**Work required:** Pick out the lines containing "最多六个".

**Records provided:**
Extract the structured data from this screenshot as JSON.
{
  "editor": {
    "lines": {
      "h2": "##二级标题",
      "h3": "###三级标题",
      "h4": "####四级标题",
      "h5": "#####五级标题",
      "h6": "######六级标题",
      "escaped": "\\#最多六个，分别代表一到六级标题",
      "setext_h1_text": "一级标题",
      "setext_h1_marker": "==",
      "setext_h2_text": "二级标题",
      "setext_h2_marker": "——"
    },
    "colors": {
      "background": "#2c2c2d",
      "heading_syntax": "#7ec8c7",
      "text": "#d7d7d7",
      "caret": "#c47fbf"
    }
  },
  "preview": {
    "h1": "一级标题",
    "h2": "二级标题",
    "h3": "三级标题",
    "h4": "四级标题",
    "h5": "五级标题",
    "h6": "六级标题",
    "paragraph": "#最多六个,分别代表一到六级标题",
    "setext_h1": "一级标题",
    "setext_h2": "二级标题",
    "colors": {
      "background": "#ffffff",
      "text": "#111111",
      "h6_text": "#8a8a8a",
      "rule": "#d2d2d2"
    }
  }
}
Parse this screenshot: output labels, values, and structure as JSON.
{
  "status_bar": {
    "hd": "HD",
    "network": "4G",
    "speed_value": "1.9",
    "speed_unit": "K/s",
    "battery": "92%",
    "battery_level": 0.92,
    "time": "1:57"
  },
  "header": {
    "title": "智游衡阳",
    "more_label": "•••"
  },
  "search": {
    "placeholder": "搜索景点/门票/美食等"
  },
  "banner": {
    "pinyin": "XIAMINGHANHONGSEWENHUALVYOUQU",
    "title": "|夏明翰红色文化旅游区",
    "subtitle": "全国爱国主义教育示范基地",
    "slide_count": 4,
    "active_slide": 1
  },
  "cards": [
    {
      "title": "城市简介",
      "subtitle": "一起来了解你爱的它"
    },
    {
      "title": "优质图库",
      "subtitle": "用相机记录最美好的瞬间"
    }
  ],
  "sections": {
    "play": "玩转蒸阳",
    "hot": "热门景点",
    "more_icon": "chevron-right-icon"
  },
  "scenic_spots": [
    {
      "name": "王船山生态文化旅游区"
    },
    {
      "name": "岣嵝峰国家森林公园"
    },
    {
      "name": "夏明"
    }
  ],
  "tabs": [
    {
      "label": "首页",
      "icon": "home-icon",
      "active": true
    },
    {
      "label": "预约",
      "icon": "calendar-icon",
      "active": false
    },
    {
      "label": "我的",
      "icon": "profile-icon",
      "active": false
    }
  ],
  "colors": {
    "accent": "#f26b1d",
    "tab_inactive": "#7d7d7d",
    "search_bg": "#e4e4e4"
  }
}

**Task solution:**
      "escaped": "\\#最多六个，分别代表一到六级标题",
    "paragraph": "#最多六个,分别代表一到六级标题",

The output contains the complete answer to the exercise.